## [EXERCISE PROMPT]
Write out the listing beneath this instruction in its entirety, exactly as it reads.

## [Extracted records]
_ _ _ _ _ _ _

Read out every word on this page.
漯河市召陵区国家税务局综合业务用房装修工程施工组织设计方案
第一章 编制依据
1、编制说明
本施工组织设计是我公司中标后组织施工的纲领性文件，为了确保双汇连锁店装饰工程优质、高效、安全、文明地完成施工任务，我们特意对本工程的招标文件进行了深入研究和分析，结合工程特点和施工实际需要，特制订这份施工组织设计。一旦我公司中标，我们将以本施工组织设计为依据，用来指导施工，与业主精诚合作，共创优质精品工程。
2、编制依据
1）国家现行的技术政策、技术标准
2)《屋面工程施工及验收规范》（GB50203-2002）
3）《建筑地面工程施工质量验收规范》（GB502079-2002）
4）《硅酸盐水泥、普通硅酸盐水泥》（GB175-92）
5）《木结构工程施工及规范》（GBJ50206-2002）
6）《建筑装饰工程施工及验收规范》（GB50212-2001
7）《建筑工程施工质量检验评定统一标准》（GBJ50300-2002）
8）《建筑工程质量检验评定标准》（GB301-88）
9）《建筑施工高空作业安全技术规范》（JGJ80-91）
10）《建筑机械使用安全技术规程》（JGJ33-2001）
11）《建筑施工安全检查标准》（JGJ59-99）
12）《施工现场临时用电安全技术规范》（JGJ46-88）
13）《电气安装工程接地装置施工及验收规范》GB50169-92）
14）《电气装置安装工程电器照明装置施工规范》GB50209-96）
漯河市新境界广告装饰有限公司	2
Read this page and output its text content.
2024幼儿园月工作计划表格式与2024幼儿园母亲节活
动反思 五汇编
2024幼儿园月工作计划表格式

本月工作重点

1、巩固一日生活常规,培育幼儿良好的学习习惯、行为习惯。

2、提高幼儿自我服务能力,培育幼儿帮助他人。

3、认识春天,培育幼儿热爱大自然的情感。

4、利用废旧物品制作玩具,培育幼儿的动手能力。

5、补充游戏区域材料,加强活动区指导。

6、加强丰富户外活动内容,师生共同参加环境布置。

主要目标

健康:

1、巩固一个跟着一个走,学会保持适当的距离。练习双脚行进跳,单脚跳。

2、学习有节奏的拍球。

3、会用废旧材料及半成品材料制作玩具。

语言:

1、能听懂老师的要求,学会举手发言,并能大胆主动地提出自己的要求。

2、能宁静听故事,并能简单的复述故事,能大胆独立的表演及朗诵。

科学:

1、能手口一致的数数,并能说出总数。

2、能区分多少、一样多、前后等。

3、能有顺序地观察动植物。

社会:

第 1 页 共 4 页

_ _ _ _ _ _ _

## [TASK RESULT]
Read out every word on this page.
漯河市召陵区国家税务局综合业务用房装修工程施工组织设计方案
第一章 编制依据
1、编制说明
本施工组织设计是我公司中标后组织施工的纲领性文件，为了确保双汇连锁店装饰工程优质、高效、安全、文明地完成施工任务，我们特意对本工程的招标文件进行了深入研究和分析，结合工程特点和施工实际需要，特制订这份施工组织设计。一旦我公司中标，我们将以本施工组织设计为依据，用来指导施工，与业主精诚合作，共创优质精品工程。
2、编制依据
1）国家现行的技术政策、技术标准
2)《屋面工程施工及验收规范》（GB50203-2002）
3）《建筑地面工程施工质量验收规范》（GB502079-2002）
4）《硅酸盐水泥、普通硅酸盐水泥》（GB175-92）
5）《木结构工程施工及规范》（GBJ50206-2002）
6）《建筑装饰工程施工及验收规范》（GB50212-2001
7）《建筑工程施工质量检验评定统一标准》（GBJ50300-2002）
8）《建筑工程质量检验评定标准》（GB301-88）
9）《建筑施工高空作业安全技术规范》（JGJ80-91）
10）《建筑机械使用安全技术规程》（JGJ33-2001）
11）《建筑施工安全检查标准》（JGJ59-99）
12）《施工现场临时用电安全技术规范》（JGJ46-88）
13）《电气安装工程接地装置施工及验收规范》GB50169-92）
14）《电气装置安装工程电器照明装置施工规范》GB50209-96）
漯河市新境界广告装饰有限公司	2
Read this page and output its text content.
2024幼儿园月工作计划表格式与2024幼儿园母亲节活
动反思 五汇编
2024幼儿园月工作计划表格式

本月工作重点

1、巩固一日生活常规,培育幼儿良好的学习习惯、行为习惯。

2、提高幼儿自我服务能力,培育幼儿帮助他人。

3、认识春天,培育幼儿热爱大自然的情感。

4、利用废旧物品制作玩具,培育幼儿的动手能力。

5、补充游戏区域材料,加强活动区指导。

6、加强丰富户外活动内容,师生共同参加环境布置。

主要目标

健康:

1、巩固一个跟着一个走,学会保持适当的距离。练习双脚行进跳,单脚跳。

2、学习有节奏的拍球。

3、会用废旧材料及半成品材料制作玩具。

语言:

1、能听懂老师的要求,学会举手发言,并能大胆主动地提出自己的要求。

2、能宁静听故事,并能简单的复述故事,能大胆独立的表演及朗诵。

科学:

1、能手口一致的数数,并能说出总数。

2、能区分多少、一样多、前后等。

3、能有顺序地观察动植物。

社会:

第 1 页 共 4 页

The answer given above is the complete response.